■ **WHAT YOU ARE ASKED TO DO**:
Review the listing and copy each line that holds the word "this".

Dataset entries

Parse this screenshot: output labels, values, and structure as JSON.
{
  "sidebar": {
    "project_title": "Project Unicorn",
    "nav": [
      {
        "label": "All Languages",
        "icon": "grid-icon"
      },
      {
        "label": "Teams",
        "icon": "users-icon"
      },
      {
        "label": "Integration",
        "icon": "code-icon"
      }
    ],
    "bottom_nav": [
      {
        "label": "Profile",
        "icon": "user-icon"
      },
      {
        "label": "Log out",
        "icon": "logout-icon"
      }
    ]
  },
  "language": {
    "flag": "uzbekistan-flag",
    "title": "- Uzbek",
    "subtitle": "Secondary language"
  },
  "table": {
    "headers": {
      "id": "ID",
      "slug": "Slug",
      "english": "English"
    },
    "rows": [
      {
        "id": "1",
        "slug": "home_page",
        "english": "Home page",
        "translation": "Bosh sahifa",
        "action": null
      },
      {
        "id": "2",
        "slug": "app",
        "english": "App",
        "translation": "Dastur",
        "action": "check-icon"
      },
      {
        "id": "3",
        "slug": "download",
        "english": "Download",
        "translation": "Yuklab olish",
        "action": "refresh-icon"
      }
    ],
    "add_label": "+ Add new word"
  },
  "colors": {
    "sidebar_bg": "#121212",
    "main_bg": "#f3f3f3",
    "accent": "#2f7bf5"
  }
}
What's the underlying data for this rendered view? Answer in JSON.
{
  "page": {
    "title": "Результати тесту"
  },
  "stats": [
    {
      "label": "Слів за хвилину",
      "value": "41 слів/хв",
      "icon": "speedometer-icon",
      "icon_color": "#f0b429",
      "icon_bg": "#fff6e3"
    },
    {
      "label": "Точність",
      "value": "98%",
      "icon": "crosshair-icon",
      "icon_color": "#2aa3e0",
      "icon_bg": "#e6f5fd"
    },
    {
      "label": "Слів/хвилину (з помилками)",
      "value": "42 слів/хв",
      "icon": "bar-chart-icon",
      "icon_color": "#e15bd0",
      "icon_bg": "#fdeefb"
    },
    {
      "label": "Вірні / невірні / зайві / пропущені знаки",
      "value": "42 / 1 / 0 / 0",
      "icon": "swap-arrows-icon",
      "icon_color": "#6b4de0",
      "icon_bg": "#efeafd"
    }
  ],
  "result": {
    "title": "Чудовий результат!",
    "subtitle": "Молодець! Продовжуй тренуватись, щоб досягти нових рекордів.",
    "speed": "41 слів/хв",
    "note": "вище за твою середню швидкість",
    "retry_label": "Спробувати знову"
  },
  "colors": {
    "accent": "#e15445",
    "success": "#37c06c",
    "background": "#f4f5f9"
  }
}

■ **EXERCISE RESPONSE**:
Parse this screenshot: output labels, values, and structure as JSON.
What's the underlying data for this rendered view? Answer in JSON.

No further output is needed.